# Deine Aufgabe
Welchen Titel hatte laut dem Zeitungsartikel zum Kindschaftsrecht die Tagung der Evangelischen Akademie Tutzing?

Süddeutschen Zeitung, 38/1996

Kindschaftsrecht und Völkerrecht

"Grenzenlose Brutalität"
Deutschland Schlußlicht im europäischen Vergleich

Von Christine Brinck

Was haben die Europäische Menschenrechtskonvention und die UN-Kinderrechtskonvention mit uns zu tun? Die Antwort ist einfach: Der Bundestag hat sie ratifiziert, und so sind sie Teil unseres innerstaatlichen Rechts geworden. Welche Auswirkungen haben sie auf unsere Rechtspraxis nach Trennung und Scheidung? Diese Frage stand kürzlich im Mittelpunkt einer Tagung der Evangelischen Akademie Tutzing unter dem Titel "Kinder im Recht - Kindschaftsrecht und Völkerrecht im europäischen Kontext".

Schon allein die Frage ärgert so manchen deutschen Richter, der nach der Devise vorgeht: "Hier in Deutschland gilt deutsches Recht - basta." Um so bemerkenswerter sind deshalb Urteile aus jüngster Zeit, vor allem des Amtsgerichts Kamen welche die gemeinsame Sorge sogar unverheirateten Eltern zugesprochen, also sich vom BGB abgewandt und auf die Europäischen Menschenrechtskonvention berufen (EMRK) berufen haben. Das ist um so erstaunlicher, wenn man bedenkt, daß das gemeinsame Sorgerecht selbst für ehemals Verheiratete nur zögernd gewährt wird.

Daß ein Kind ein Recht auf beide Elternteile hat, die Grundmaxime der UN-Kinderrechtskonvention geht meist unter in den Scheidungswirren. Fast automatisch wird noch immer der Mutter das alleinige Sorgerecht zugesprochen, häufig genug auch dann, wenn der Vater sich schwer ins Zeug legt, weiterhin am Leben seines Kindes teilzunehmen. "Die Brutalität (der Gerichte) zu den Vätern ist grenzenlos", kommentierte die SPD-Politikerin und frühere Richterin Margot von Renesse die Praxis vieler Kollegen. "Und sie ist am Ende eine Brutalität zu Müttern und Kindern", weil das Kind einem Elternteil und so den Kontakt zu ihm verliere.

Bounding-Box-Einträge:
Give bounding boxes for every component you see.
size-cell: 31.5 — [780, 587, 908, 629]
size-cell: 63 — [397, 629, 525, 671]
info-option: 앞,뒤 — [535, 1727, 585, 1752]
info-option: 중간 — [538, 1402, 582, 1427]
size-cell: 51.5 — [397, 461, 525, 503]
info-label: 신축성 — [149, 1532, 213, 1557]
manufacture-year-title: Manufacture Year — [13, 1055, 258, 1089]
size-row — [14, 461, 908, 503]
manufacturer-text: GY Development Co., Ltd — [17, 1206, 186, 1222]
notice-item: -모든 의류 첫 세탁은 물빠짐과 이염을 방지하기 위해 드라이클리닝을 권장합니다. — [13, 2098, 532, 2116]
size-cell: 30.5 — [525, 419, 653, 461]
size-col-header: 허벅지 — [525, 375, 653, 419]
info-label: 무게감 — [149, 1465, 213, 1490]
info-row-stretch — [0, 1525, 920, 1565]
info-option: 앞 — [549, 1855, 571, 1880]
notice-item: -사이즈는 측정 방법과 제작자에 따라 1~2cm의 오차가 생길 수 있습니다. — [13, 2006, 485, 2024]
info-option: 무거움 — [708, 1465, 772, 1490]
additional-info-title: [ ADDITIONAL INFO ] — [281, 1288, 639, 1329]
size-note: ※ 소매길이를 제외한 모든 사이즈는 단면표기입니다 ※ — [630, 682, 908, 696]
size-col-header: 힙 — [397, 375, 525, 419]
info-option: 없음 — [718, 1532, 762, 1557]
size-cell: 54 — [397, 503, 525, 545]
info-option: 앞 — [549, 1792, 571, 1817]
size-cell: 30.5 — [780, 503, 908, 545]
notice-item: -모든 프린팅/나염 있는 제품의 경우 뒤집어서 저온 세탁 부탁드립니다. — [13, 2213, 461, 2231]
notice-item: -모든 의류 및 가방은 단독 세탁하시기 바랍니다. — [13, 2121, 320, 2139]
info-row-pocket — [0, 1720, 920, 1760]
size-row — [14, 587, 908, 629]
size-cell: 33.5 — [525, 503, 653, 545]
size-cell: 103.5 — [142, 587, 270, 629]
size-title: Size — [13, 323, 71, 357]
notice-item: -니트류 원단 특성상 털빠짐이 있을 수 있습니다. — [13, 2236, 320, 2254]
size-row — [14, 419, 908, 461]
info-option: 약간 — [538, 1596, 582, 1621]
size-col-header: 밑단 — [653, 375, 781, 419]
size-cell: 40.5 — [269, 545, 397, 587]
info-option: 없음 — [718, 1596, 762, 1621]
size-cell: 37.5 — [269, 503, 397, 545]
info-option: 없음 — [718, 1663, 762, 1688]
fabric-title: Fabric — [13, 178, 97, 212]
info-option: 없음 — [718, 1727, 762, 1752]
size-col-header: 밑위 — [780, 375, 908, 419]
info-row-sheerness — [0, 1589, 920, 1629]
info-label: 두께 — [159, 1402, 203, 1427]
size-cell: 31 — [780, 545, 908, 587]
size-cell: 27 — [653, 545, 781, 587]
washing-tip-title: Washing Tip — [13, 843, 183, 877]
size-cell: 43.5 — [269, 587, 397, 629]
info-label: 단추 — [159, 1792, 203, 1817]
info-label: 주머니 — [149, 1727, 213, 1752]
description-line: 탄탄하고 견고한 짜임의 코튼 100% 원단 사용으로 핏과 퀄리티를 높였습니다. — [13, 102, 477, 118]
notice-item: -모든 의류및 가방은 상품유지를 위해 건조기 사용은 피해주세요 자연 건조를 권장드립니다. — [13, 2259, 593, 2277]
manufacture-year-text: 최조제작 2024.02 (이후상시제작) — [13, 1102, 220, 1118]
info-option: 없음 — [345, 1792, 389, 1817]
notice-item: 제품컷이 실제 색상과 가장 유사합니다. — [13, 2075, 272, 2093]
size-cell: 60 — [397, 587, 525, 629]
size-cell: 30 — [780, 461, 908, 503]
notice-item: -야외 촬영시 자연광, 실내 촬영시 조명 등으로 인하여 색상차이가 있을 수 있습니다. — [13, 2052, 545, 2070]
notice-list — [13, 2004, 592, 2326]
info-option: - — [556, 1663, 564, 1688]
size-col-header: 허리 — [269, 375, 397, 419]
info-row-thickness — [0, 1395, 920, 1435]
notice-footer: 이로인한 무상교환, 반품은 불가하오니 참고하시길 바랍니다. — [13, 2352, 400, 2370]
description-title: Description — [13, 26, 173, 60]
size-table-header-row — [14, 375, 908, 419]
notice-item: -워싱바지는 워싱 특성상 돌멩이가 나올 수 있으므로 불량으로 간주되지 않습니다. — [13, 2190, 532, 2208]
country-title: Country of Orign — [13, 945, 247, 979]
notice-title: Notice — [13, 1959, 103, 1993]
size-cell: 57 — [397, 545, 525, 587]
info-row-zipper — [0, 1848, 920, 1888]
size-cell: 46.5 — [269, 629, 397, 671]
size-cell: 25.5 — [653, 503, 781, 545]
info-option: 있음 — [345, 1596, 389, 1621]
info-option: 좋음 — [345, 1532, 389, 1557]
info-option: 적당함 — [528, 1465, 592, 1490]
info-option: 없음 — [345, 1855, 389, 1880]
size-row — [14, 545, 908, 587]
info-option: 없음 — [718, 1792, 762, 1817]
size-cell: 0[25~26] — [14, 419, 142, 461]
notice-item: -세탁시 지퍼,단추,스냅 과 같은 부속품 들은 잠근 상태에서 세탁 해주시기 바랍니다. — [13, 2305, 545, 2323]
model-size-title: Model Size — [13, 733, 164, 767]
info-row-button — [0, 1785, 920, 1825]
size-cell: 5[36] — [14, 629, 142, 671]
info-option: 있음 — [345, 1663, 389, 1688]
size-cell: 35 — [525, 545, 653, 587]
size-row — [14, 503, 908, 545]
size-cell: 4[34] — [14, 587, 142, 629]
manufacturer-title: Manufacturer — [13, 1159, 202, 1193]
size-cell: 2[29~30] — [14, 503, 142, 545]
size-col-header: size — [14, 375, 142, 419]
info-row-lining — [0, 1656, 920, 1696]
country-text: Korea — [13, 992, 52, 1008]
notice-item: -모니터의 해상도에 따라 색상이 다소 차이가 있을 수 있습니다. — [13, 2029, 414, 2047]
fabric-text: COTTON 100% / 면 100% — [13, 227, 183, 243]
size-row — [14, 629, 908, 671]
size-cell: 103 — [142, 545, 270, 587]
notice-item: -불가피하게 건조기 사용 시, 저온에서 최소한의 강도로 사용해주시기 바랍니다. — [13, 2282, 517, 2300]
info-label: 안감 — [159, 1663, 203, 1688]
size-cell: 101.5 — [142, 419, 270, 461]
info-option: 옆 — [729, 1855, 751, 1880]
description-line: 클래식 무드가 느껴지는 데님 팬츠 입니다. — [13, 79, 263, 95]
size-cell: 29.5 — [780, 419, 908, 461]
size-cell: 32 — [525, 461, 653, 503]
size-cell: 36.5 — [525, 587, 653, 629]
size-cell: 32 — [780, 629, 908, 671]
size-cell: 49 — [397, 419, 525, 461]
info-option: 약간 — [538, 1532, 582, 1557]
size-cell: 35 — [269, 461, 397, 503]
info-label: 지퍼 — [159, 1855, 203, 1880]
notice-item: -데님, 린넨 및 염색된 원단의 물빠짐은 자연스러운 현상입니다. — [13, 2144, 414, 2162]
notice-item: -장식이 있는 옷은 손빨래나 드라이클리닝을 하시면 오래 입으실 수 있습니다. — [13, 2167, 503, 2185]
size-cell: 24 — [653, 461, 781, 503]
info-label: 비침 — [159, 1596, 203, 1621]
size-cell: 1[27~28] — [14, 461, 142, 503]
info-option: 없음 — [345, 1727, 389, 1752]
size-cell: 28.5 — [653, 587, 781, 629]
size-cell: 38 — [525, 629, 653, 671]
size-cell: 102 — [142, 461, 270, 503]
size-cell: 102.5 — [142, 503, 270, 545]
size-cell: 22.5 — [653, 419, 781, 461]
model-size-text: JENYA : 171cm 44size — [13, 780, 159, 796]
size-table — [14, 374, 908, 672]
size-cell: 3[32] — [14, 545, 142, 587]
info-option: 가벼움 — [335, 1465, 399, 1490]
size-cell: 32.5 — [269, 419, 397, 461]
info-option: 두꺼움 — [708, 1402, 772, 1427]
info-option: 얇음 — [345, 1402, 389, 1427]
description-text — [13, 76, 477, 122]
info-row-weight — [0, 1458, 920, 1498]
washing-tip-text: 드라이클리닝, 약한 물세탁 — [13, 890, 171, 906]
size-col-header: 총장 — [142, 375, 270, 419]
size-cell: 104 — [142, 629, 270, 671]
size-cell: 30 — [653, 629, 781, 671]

# Lösung
„Kinder im Recht - Kindschaftsrecht und Völkerrecht im europäischen Kontext“